§ **STATED PROBLEM**: The exercise asks for every line of the data to be reproduced exactly.

[Start of DATA RECORDS]

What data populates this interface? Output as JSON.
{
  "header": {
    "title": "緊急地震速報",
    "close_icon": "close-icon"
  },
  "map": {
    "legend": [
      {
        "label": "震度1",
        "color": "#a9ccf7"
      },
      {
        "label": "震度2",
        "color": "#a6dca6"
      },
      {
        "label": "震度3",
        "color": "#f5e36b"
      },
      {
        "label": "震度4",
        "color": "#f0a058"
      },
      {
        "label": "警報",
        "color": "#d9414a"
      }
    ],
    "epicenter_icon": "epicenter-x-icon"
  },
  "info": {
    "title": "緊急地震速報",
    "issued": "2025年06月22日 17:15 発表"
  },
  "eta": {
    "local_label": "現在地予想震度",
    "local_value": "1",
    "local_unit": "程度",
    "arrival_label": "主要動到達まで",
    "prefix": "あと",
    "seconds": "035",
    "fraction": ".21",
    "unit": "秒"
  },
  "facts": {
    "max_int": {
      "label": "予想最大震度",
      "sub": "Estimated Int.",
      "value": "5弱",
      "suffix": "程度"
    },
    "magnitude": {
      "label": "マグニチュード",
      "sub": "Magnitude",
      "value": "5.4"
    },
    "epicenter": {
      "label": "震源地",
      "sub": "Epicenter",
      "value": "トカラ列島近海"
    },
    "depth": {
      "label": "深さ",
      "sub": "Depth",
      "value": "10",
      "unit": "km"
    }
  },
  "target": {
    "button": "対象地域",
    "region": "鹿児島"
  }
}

[End of DATA RECORDS]

§ **COMPLETE OUTPUT**:
What data populates this interface? Output as JSON.
{
  "header": {
    "title": "緊急地震速報",
    "close_icon": "close-icon"
  },
  "map": {
    "legend": [
      {
        "label": "震度1",
        "color": "#a9ccf7"
      },
      {
        "label": "震度2",
        "color": "#a6dca6"
      },
      {
        "label": "震度3",
        "color": "#f5e36b"
      },
      {
        "label": "震度4",
        "color": "#f0a058"
      },
      {
        "label": "警報",
        "color": "#d9414a"
      }
    ],
    "epicenter_icon": "epicenter-x-icon"
  },
  "info": {
    "title": "緊急地震速報",
    "issued": "2025年06月22日 17:15 発表"
  },
  "eta": {
    "local_label": "現在地予想震度",
    "local_value": "1",
    "local_unit": "程度",
    "arrival_label": "主要動到達まで",
    "prefix": "あと",
    "seconds": "035",
    "fraction": ".21",
    "unit": "秒"
  },
  "facts": {
    "max_int": {
      "label": "予想最大震度",
      "sub": "Estimated Int.",
      "value": "5弱",
      "suffix": "程度"
    },
    "magnitude": {
      "label": "マグニチュード",
      "sub": "Magnitude",
      "value": "5.4"
    },
    "epicenter": {
      "label": "震源地",
      "sub": "Epicenter",
      "value": "トカラ列島近海"
    },
    "depth": {
      "label": "深さ",
      "sub": "Depth",
      "value": "10",
      "unit": "km"
    }
  },
  "target": {
    "button": "対象地域",
    "region": "鹿児島"
  }
}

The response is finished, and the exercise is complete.